Exercise requirements: Copy each of the following rows verbatim, keeping every character, space and coordinate unchanged.

Input for this task:
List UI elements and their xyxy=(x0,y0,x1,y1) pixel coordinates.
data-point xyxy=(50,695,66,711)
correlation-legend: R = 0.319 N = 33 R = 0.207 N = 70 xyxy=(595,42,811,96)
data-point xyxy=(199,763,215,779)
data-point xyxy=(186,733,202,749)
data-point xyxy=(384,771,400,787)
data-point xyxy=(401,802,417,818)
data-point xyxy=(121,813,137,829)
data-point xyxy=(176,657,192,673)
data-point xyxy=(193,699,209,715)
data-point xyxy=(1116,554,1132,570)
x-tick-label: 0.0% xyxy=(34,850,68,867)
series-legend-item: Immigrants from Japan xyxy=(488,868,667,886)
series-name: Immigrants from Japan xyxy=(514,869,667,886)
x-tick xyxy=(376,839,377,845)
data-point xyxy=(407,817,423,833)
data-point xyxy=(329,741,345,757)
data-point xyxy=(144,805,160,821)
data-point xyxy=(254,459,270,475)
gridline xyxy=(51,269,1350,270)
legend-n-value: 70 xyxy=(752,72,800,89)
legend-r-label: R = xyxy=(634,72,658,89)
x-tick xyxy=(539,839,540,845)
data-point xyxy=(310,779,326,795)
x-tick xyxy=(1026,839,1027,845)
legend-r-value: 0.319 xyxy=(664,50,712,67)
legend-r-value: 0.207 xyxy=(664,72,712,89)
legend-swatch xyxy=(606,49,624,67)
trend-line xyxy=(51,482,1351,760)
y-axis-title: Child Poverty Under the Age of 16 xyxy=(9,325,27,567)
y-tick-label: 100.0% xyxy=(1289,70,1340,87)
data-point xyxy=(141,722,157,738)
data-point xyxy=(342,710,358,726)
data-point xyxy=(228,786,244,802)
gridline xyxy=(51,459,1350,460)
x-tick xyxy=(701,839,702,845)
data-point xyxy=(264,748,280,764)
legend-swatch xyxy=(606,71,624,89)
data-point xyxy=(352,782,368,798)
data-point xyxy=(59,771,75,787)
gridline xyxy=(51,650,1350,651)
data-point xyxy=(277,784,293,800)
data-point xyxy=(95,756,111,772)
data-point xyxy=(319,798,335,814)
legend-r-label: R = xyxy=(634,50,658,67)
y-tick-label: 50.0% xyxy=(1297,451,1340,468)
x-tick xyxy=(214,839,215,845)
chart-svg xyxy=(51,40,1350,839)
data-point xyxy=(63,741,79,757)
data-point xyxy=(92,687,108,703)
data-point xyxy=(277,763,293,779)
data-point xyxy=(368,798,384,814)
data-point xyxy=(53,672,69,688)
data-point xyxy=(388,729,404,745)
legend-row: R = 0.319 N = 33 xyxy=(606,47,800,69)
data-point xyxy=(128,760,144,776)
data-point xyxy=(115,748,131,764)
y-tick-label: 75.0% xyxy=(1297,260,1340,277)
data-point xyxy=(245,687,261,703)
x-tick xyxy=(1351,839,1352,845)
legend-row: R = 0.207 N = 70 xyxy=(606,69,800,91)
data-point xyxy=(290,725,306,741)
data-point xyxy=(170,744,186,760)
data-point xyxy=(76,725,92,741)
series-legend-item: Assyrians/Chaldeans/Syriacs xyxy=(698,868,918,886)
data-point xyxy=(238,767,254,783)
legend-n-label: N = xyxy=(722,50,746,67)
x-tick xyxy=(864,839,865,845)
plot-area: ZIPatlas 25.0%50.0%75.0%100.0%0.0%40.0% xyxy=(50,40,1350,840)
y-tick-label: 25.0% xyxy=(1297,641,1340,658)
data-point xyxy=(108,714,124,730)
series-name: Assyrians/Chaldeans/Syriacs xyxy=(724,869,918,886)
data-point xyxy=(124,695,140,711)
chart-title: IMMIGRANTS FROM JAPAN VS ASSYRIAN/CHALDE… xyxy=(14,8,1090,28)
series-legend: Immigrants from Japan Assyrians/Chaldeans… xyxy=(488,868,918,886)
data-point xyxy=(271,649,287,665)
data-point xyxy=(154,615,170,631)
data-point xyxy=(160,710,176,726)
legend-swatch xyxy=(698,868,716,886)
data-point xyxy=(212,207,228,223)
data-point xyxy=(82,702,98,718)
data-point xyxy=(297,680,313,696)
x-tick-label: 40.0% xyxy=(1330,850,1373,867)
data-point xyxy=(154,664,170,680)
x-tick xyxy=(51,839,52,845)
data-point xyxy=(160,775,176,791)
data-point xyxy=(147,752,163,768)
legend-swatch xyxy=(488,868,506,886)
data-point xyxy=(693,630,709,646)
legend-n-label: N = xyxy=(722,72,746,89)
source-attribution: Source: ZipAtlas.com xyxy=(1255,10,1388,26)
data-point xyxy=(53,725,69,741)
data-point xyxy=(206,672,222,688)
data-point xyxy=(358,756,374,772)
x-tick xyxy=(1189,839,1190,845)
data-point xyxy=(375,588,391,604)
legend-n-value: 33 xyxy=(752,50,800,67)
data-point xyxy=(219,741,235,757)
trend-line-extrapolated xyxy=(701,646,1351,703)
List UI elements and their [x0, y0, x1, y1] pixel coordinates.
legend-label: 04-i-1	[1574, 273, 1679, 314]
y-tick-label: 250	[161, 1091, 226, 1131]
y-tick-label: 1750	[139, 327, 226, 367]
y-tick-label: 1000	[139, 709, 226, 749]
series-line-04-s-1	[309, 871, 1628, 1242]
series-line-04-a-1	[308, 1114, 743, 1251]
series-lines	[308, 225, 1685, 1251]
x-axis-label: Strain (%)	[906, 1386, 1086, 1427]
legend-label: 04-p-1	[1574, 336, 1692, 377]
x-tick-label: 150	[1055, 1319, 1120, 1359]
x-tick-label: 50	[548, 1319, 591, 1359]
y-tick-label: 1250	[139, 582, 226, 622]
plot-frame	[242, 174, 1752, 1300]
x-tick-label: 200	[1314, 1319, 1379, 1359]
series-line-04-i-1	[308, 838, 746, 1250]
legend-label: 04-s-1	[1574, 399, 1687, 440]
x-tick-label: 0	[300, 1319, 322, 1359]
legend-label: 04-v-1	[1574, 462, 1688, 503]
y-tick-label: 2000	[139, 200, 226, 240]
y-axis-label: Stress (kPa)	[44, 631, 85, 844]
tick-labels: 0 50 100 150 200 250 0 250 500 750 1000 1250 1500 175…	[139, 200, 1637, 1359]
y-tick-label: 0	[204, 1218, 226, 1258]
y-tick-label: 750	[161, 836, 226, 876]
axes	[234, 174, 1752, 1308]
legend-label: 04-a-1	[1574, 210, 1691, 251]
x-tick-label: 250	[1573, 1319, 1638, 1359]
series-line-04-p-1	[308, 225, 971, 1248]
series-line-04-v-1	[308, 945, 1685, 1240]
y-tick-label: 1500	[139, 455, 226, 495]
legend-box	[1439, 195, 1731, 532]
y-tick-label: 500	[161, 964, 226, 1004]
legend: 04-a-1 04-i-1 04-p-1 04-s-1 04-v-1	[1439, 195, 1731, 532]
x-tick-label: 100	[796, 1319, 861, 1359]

Output:
List UI elements and their xyxy=(x0,y0,x1,y1) pixel coordinates.
data-point xyxy=(50,695,66,711)
correlation-legend: R = 0.319 N = 33 R = 0.207 N = 70 xyxy=(595,42,811,96)
data-point xyxy=(199,763,215,779)
data-point xyxy=(186,733,202,749)
data-point xyxy=(384,771,400,787)
data-point xyxy=(401,802,417,818)
data-point xyxy=(121,813,137,829)
data-point xyxy=(176,657,192,673)
data-point xyxy=(193,699,209,715)
data-point xyxy=(1116,554,1132,570)
x-tick-label: 0.0% xyxy=(34,850,68,867)
series-legend-item: Immigrants from Japan xyxy=(488,868,667,886)
series-name: Immigrants from Japan xyxy=(514,869,667,886)
x-tick xyxy=(376,839,377,845)
data-point xyxy=(407,817,423,833)
data-point xyxy=(329,741,345,757)
data-point xyxy=(144,805,160,821)
data-point xyxy=(254,459,270,475)
gridline xyxy=(51,269,1350,270)
legend-n-value: 70 xyxy=(752,72,800,89)
legend-r-label: R = xyxy=(634,72,658,89)
x-tick xyxy=(539,839,540,845)
data-point xyxy=(310,779,326,795)
x-tick xyxy=(1026,839,1027,845)
legend-r-value: 0.319 xyxy=(664,50,712,67)
legend-r-value: 0.207 xyxy=(664,72,712,89)
legend-swatch xyxy=(606,49,624,67)
trend-line xyxy=(51,482,1351,760)
y-axis-title: Child Poverty Under the Age of 16 xyxy=(9,325,27,567)
y-tick-label: 100.0% xyxy=(1289,70,1340,87)
data-point xyxy=(141,722,157,738)
data-point xyxy=(342,710,358,726)
data-point xyxy=(228,786,244,802)
gridline xyxy=(51,459,1350,460)
x-tick xyxy=(701,839,702,845)
data-point xyxy=(264,748,280,764)
legend-swatch xyxy=(606,71,624,89)
data-point xyxy=(352,782,368,798)
data-point xyxy=(59,771,75,787)
gridline xyxy=(51,650,1350,651)
data-point xyxy=(277,784,293,800)
data-point xyxy=(95,756,111,772)
data-point xyxy=(319,798,335,814)
legend-r-label: R = xyxy=(634,50,658,67)
y-tick-label: 50.0% xyxy=(1297,451,1340,468)
x-tick xyxy=(214,839,215,845)
chart-svg xyxy=(51,40,1350,839)
data-point xyxy=(63,741,79,757)
data-point xyxy=(92,687,108,703)
data-point xyxy=(277,763,293,779)
data-point xyxy=(368,798,384,814)
data-point xyxy=(53,672,69,688)
data-point xyxy=(388,729,404,745)
legend-row: R = 0.319 N = 33 xyxy=(606,47,800,69)
data-point xyxy=(128,760,144,776)
data-point xyxy=(115,748,131,764)
y-tick-label: 75.0% xyxy=(1297,260,1340,277)
data-point xyxy=(245,687,261,703)
x-tick xyxy=(1351,839,1352,845)
legend-row: R = 0.207 N = 70 xyxy=(606,69,800,91)
data-point xyxy=(290,725,306,741)
data-point xyxy=(170,744,186,760)
data-point xyxy=(76,725,92,741)
series-legend-item: Assyrians/Chaldeans/Syriacs xyxy=(698,868,918,886)
data-point xyxy=(238,767,254,783)
legend-n-label: N = xyxy=(722,50,746,67)
x-tick xyxy=(864,839,865,845)
plot-area: ZIPatlas 25.0%50.0%75.0%100.0%0.0%40.0% xyxy=(50,40,1350,840)
y-tick-label: 25.0% xyxy=(1297,641,1340,658)
data-point xyxy=(108,714,124,730)
series-name: Assyrians/Chaldeans/Syriacs xyxy=(724,869,918,886)
data-point xyxy=(124,695,140,711)
chart-title: IMMIGRANTS FROM JAPAN VS ASSYRIAN/CHALDE… xyxy=(14,8,1090,28)
series-legend: Immigrants from Japan Assyrians/Chaldeans… xyxy=(488,868,918,886)
data-point xyxy=(271,649,287,665)
data-point xyxy=(154,615,170,631)
data-point xyxy=(160,710,176,726)
legend-swatch xyxy=(698,868,716,886)
data-point xyxy=(212,207,228,223)
data-point xyxy=(82,702,98,718)
data-point xyxy=(297,680,313,696)
x-tick-label: 40.0% xyxy=(1330,850,1373,867)
data-point xyxy=(154,664,170,680)
x-tick xyxy=(51,839,52,845)
data-point xyxy=(160,775,176,791)
data-point xyxy=(147,752,163,768)
legend-swatch xyxy=(488,868,506,886)
data-point xyxy=(693,630,709,646)
legend-n-label: N = xyxy=(722,72,746,89)
source-attribution: Source: ZipAtlas.com xyxy=(1255,10,1388,26)
data-point xyxy=(53,725,69,741)
data-point xyxy=(206,672,222,688)
data-point xyxy=(358,756,374,772)
x-tick xyxy=(1189,839,1190,845)
data-point xyxy=(375,588,391,604)
legend-n-value: 33 xyxy=(752,50,800,67)
data-point xyxy=(219,741,235,757)
trend-line-extrapolated xyxy=(701,646,1351,703)
List UI elements and their [x0, y0, x1, y1] pixel coordinates.
legend-label: 04-i-1	[1574, 273, 1679, 314]
y-tick-label: 250	[161, 1091, 226, 1131]
y-tick-label: 1750	[139, 327, 226, 367]
y-tick-label: 1000	[139, 709, 226, 749]
series-line-04-s-1	[309, 871, 1628, 1242]
series-line-04-a-1	[308, 1114, 743, 1251]
series-lines	[308, 225, 1685, 1251]
x-axis-label: Strain (%)	[906, 1386, 1086, 1427]
legend-label: 04-p-1	[1574, 336, 1692, 377]
x-tick-label: 150	[1055, 1319, 1120, 1359]
x-tick-label: 50	[548, 1319, 591, 1359]
y-tick-label: 1250	[139, 582, 226, 622]
plot-frame	[242, 174, 1752, 1300]
x-tick-label: 200	[1314, 1319, 1379, 1359]
series-line-04-i-1	[308, 838, 746, 1250]
legend-label: 04-s-1	[1574, 399, 1687, 440]
x-tick-label: 0	[300, 1319, 322, 1359]
legend-label: 04-v-1	[1574, 462, 1688, 503]
y-tick-label: 2000	[139, 200, 226, 240]
y-axis-label: Stress (kPa)	[44, 631, 85, 844]
tick-labels: 0 50 100 150 200 250 0 250 500 750 1000 1250 1500 175…	[139, 200, 1637, 1359]
y-tick-label: 0	[204, 1218, 226, 1258]
y-tick-label: 750	[161, 836, 226, 876]
axes	[234, 174, 1752, 1308]
legend-label: 04-a-1	[1574, 210, 1691, 251]
x-tick-label: 250	[1573, 1319, 1638, 1359]
series-line-04-p-1	[308, 225, 971, 1248]
series-line-04-v-1	[308, 945, 1685, 1240]
y-tick-label: 1500	[139, 455, 226, 495]
legend-box	[1439, 195, 1731, 532]
y-tick-label: 500	[161, 964, 226, 1004]
legend: 04-a-1 04-i-1 04-p-1 04-s-1 04-v-1	[1439, 195, 1731, 532]
x-tick-label: 100	[796, 1319, 861, 1359]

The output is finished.